§ Goal: Return the lines below that carry the word "list".

§ Records provided:
● ● ● ● ● ● ●
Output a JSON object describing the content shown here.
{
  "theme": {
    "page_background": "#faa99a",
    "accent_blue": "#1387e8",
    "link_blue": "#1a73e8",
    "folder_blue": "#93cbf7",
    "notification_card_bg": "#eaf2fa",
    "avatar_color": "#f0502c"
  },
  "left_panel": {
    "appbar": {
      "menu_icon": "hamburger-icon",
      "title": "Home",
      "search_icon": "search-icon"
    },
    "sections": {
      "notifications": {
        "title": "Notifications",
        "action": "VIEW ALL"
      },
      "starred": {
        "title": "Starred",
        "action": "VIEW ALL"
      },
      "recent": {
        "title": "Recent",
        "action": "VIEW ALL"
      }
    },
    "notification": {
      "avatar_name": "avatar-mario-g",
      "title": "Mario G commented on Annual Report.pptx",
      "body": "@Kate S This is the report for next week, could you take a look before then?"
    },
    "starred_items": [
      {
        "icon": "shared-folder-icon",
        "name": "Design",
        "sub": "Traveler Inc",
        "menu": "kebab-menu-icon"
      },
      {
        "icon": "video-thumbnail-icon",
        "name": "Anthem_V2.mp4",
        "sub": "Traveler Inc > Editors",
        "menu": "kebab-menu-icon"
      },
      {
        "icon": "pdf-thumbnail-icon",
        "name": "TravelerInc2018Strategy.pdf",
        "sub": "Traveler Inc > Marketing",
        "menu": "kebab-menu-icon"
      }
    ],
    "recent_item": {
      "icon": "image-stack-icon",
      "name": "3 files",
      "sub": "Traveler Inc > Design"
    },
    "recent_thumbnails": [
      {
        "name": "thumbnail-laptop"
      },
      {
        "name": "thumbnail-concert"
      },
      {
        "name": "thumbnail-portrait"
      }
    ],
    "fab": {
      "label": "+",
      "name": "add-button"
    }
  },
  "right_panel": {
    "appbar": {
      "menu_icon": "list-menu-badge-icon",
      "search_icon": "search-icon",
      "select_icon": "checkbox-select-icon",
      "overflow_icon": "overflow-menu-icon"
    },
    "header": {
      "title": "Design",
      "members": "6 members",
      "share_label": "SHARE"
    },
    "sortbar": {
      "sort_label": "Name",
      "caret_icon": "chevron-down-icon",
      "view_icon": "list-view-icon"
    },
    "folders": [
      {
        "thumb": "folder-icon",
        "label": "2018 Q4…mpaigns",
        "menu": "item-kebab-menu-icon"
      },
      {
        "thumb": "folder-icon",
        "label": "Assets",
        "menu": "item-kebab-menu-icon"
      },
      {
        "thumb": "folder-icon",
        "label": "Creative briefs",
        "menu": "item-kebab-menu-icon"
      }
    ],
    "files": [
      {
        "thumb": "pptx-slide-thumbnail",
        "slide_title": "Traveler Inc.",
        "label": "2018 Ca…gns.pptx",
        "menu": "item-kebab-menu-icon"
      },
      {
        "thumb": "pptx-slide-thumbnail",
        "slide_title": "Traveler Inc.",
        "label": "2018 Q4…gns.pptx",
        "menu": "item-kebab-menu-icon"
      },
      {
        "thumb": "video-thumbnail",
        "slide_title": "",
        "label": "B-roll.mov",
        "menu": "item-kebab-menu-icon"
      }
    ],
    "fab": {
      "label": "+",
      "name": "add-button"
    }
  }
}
● ● ● ● ● ● ●
§ The response:
      "menu_icon": "list-menu-badge-icon",
      "view_icon": "list-view-icon"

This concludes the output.